[Start RAW RECORDS]
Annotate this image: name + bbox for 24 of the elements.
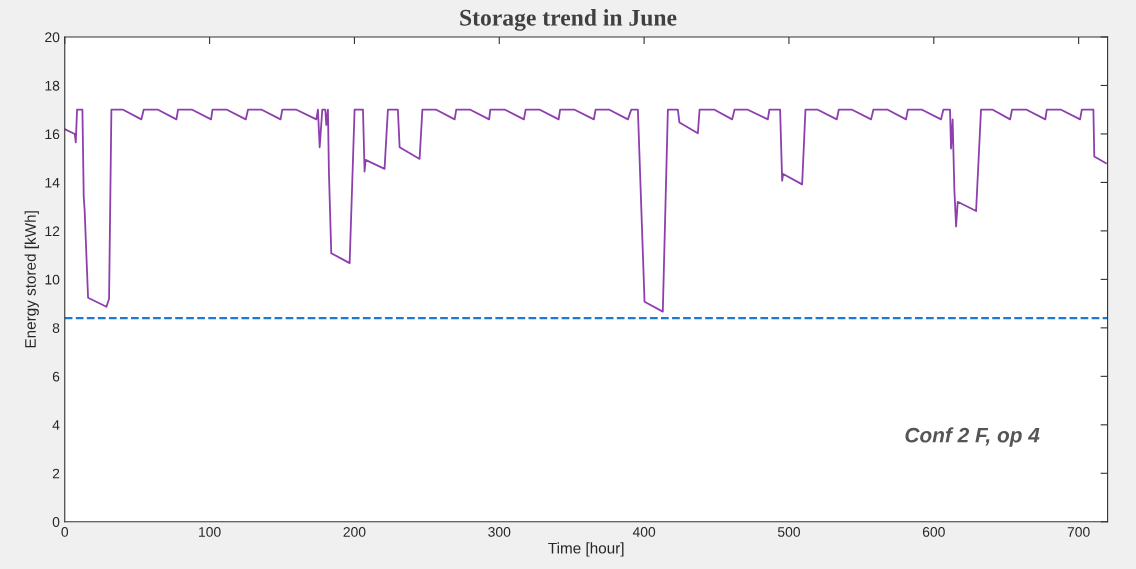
y-axis-title: Energy stored [kWh] xyxy=(24,211,39,348)
y-tick-label: 2 xyxy=(52,468,60,479)
x-tick-label: 300 xyxy=(488,527,511,537)
y-tick-label: 0 xyxy=(52,517,60,527)
y-tick-label: 20 xyxy=(45,32,60,43)
y-tick-label: 14 xyxy=(45,177,60,188)
annotation: Conf 2 F, op 4 xyxy=(905,427,1040,447)
y-tick-label: 4 xyxy=(52,420,60,430)
x-tick-label: 0 xyxy=(61,527,69,537)
y-tick-label: 18 xyxy=(45,80,60,91)
x-tick-label: 100 xyxy=(199,527,221,537)
x-axis-title: Time [hour] xyxy=(548,542,624,557)
x-tick-label: 200 xyxy=(343,527,366,537)
chart-title: Storage trend in June xyxy=(460,9,677,31)
y-tick-label: 10 xyxy=(45,274,60,285)
y-tick-label: 16 xyxy=(45,129,60,140)
x-tick-label: 700 xyxy=(1067,527,1090,537)
x-tick-label: 600 xyxy=(922,527,945,537)
y-tick-label: 12 xyxy=(45,226,60,236)
x-tick-label: 500 xyxy=(777,527,800,537)
y-tick-label: 8 xyxy=(52,323,60,334)
y-tick-label: 6 xyxy=(52,371,60,382)
x-tick-label: 400 xyxy=(632,527,656,537)
line-series xyxy=(64,108,1107,313)
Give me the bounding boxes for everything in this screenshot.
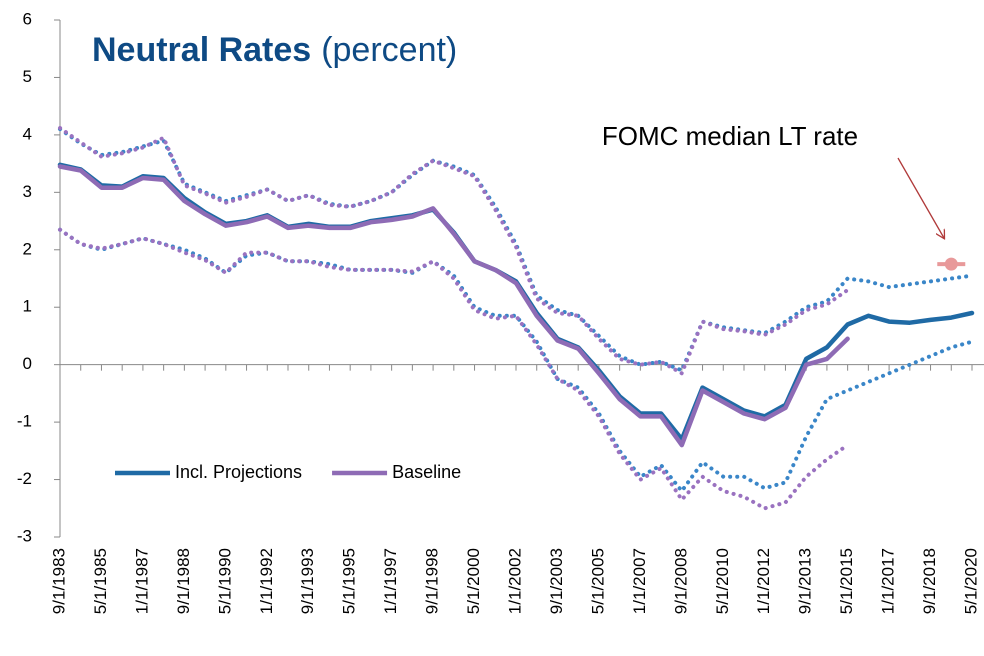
- y-tick-label: -1: [17, 412, 32, 431]
- y-tick-label: 5: [23, 67, 32, 86]
- x-tick-label: 5/1/2005: [588, 548, 607, 614]
- y-tick-label: 3: [23, 182, 32, 201]
- x-tick-label: 9/1/2018: [920, 548, 939, 614]
- legend-label: Incl. Projections: [175, 462, 302, 482]
- chart-title-group: Neutral Rates (percent): [92, 31, 457, 69]
- x-tick-label: 9/1/2008: [671, 548, 690, 614]
- y-tick-label: 1: [23, 297, 32, 316]
- y-tick-label: 4: [23, 124, 32, 143]
- x-tick-label: 5/1/1995: [340, 548, 359, 614]
- annotation-arrow: [897, 157, 944, 238]
- x-tick-label: 5/1/2020: [961, 548, 980, 614]
- series-line: [57, 162, 975, 442]
- x-tick-label: 5/1/1985: [91, 548, 110, 614]
- y-tick-label: -3: [17, 526, 32, 545]
- x-tick-label: 1/1/1992: [257, 548, 276, 614]
- marker-dot: [944, 257, 958, 271]
- y-tick-label: 6: [23, 9, 32, 28]
- x-tick-label: 5/1/2000: [464, 548, 483, 614]
- x-tick-label: 1/1/2012: [754, 548, 773, 614]
- chart-subtitle: (percent): [321, 31, 457, 69]
- legend-label: Baseline: [392, 462, 461, 482]
- x-tick-label: 1/1/2007: [630, 548, 649, 614]
- x-tick-label: 1/1/1987: [132, 548, 151, 614]
- x-tick-label: 5/1/2015: [837, 548, 856, 614]
- x-tick-label: 5/1/2010: [713, 548, 732, 614]
- x-tick-label: 9/1/1983: [49, 548, 68, 614]
- x-tick-label: 9/1/2003: [547, 548, 566, 614]
- x-tick-label: 1/1/2017: [879, 548, 898, 614]
- series-line: [57, 164, 850, 448]
- y-tick-label: 0: [23, 354, 32, 373]
- band-line: [58, 227, 850, 511]
- band-line: [58, 127, 974, 373]
- x-tick-label: 9/1/1988: [174, 548, 193, 614]
- fomc-marker: [937, 257, 966, 271]
- annotation: FOMC median LT rate: [602, 121, 858, 151]
- x-tick-label: 9/1/2013: [796, 548, 815, 614]
- band-line: [58, 126, 850, 376]
- x-tick-label: 1/1/2002: [505, 548, 524, 614]
- y-tick-label: -2: [17, 469, 32, 488]
- x-tick-label: 1/1/1997: [381, 548, 400, 614]
- chart-title: Neutral Rates: [92, 31, 311, 69]
- x-tick-label: 9/1/1993: [298, 548, 317, 614]
- y-tick-label: 2: [23, 239, 32, 258]
- x-tick-label: 9/1/1998: [423, 548, 442, 614]
- x-tick-label: 5/1/1990: [215, 548, 234, 614]
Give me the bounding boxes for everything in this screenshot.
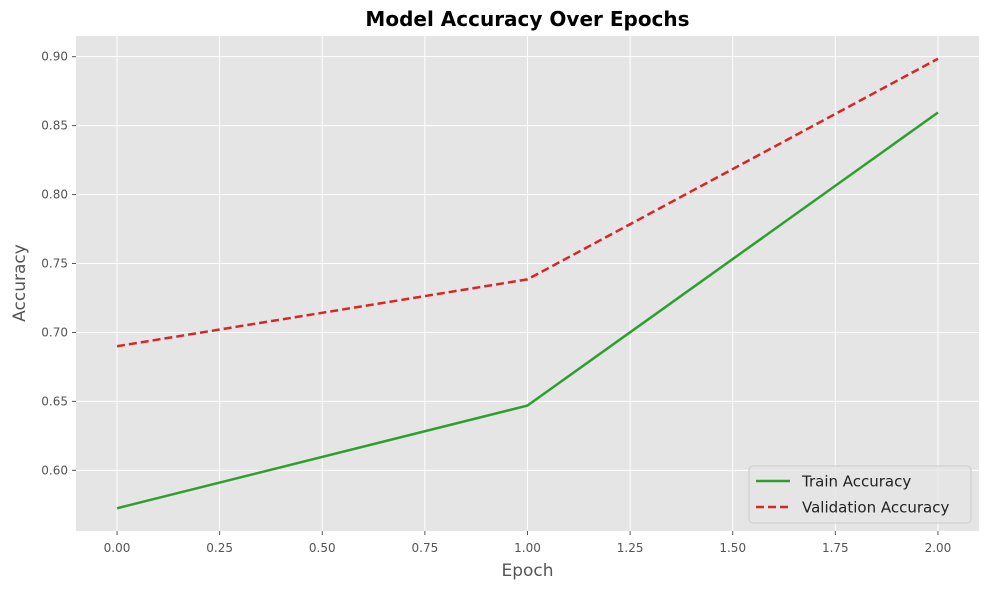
y-tick-label: 0.60 (41, 463, 68, 477)
x-tick-label: 1.75 (822, 541, 849, 555)
x-tick-label: 1.25 (617, 541, 644, 555)
y-axis-title: Accuracy (10, 244, 30, 322)
y-tick-label: 0.70 (41, 325, 68, 339)
grid (76, 36, 979, 531)
y-tick-label: 0.85 (41, 119, 68, 133)
series-lines (116, 57, 939, 510)
legend: Train Accuracy Validation Accuracy (748, 465, 972, 524)
y-tick-label: 0.80 (41, 188, 68, 202)
y-tick-label: 0.90 (41, 50, 68, 64)
x-tick-label: 1.50 (719, 541, 746, 555)
y-tick-label: 0.65 (41, 394, 68, 408)
legend-label-validation-accuracy: Validation Accuracy (802, 499, 949, 517)
legend-box (748, 465, 972, 524)
x-axis-ticks: 0.00 0.25 0.50 0.75 1.00 1.25 1.50 1.75 2.00 (104, 531, 952, 555)
series-line-train-accuracy (116, 111, 939, 510)
x-axis-title: Epoch (501, 561, 553, 581)
x-tick-label: 0.25 (206, 541, 233, 555)
x-tick-label: 0.75 (412, 541, 439, 555)
legend-label-train-accuracy: Train Accuracy (801, 473, 911, 491)
series-line-validation-accuracy (116, 57, 939, 348)
y-axis-ticks: 0.60 0.65 0.70 0.75 0.80 0.85 0.90 (41, 50, 76, 477)
x-tick-label: 0.00 (104, 541, 131, 555)
x-tick-label: 0.50 (309, 541, 336, 555)
x-tick-label: 2.00 (925, 541, 952, 555)
x-tick-label: 1.00 (514, 541, 541, 555)
y-tick-label: 0.75 (41, 257, 68, 271)
chart-title: Model Accuracy Over Epochs (365, 7, 689, 31)
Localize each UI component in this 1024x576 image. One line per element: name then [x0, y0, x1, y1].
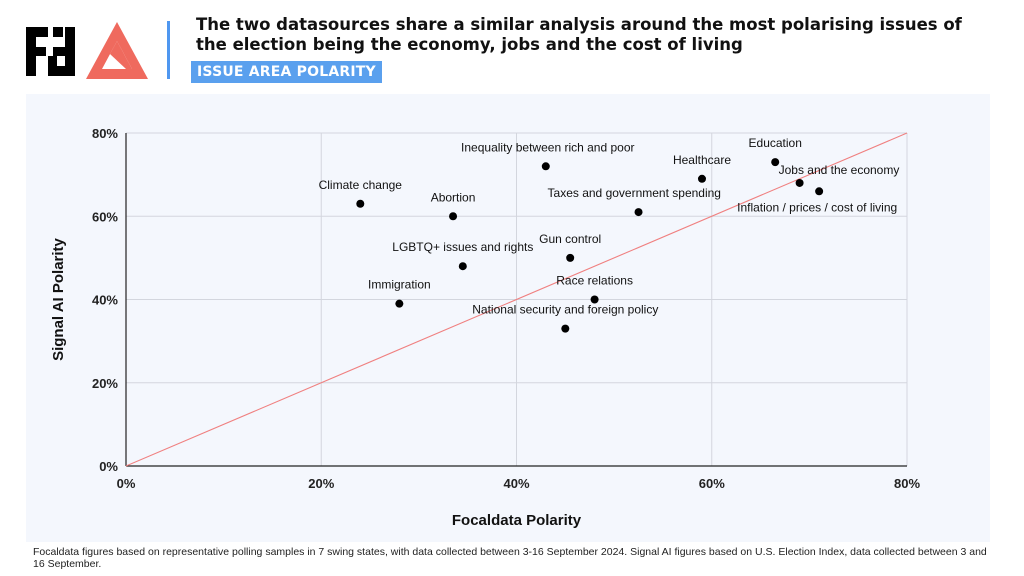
data-point — [395, 299, 404, 308]
point-label: LGBTQ+ issues and rights — [392, 240, 533, 254]
y-tick-label: 20% — [92, 376, 118, 391]
y-axis-title: Signal AI Polarity — [50, 237, 67, 360]
point-label: Immigration — [368, 278, 431, 292]
focaldata-logo-icon — [26, 27, 75, 76]
point-label: Education — [749, 136, 802, 150]
data-point — [795, 178, 804, 187]
data-point — [541, 162, 550, 171]
y-tick-label: 80% — [92, 126, 118, 141]
point-label: Abortion — [431, 190, 476, 204]
reference-line — [125, 132, 908, 467]
point-label: Inflation / prices / cost of living — [737, 200, 897, 214]
data-point — [566, 253, 575, 262]
data-point — [697, 174, 706, 183]
header-divider — [167, 21, 170, 79]
point-label: National security and foreign policy — [472, 303, 658, 317]
x-axis-title: Focaldata Polarity — [452, 512, 582, 529]
point-label: Jobs and the economy — [779, 163, 900, 177]
data-point — [771, 158, 780, 167]
point-label: Climate change — [319, 178, 403, 192]
data-point — [561, 324, 570, 333]
point-label: Gun control — [539, 232, 601, 246]
x-tick-label: 20% — [308, 476, 334, 491]
chart-panel — [26, 94, 990, 542]
data-point — [815, 187, 824, 196]
data-point — [634, 208, 643, 217]
y-tick-label: 60% — [92, 209, 118, 224]
data-point — [356, 199, 365, 208]
point-label: Race relations — [556, 274, 633, 288]
point-label: Healthcare — [673, 153, 731, 167]
x-tick-label: 80% — [894, 476, 920, 491]
point-label: Taxes and government spending — [548, 186, 721, 200]
x-tick-label: 0% — [117, 476, 136, 491]
y-tick-label: 40% — [92, 293, 118, 308]
section-tag: ISSUE AREA POLARITY — [191, 61, 382, 83]
x-tick-label: 40% — [503, 476, 529, 491]
signal-ai-logo-icon — [86, 22, 148, 79]
headline: The two datasources share a similar anal… — [196, 15, 962, 54]
data-point — [458, 262, 467, 271]
point-label: Inequality between rich and poor — [461, 140, 634, 154]
data-point — [590, 295, 599, 304]
footnote: Focaldata figures based on representativ… — [33, 546, 987, 570]
x-tick-label: 60% — [699, 476, 725, 491]
y-tick-label: 0% — [99, 459, 118, 474]
data-point — [449, 212, 458, 221]
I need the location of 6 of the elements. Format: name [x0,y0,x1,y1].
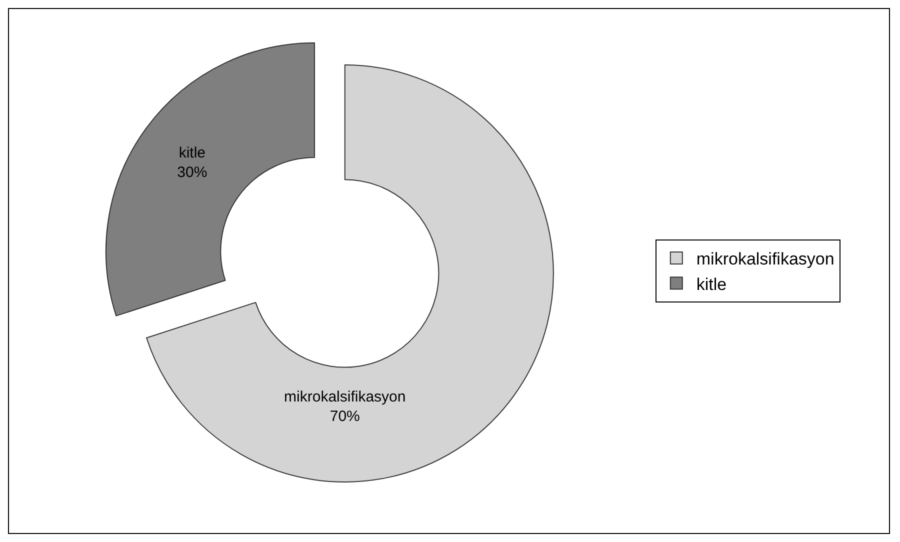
legend-label: mikrokalsifikasyon [696,250,834,269]
legend-label: kitle [696,274,727,294]
slice-label: kitle [178,144,206,162]
data-label: 70% [330,408,360,425]
data-label: 30% [177,164,208,181]
slice-label: mikrokalsifikasyon [284,388,406,406]
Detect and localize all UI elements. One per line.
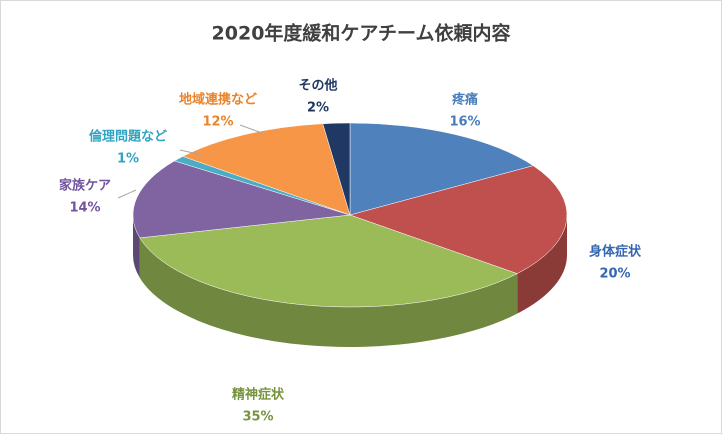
[End RAW RECORDS]
Reproduce without any change every line of the records from the line containing "- y-tick-label: -1: [17, 412, 32, 431]" to the line containing "- chart-title-group: Neutral", including both of those lines.

- y-tick-label: -1: [17, 412, 32, 431]
- y-tick-label: 5: [23, 67, 32, 86]
- x-tick-label: 5/1/2005: [588, 548, 607, 614]
- y-tick-label: 3: [23, 182, 32, 201]
- x-tick-label: 9/1/2018: [920, 548, 939, 614]
- legend-label: Incl. Projections: [175, 462, 302, 482]
- chart-title-group: Neutral Rates (percent): [92, 31, 457, 69]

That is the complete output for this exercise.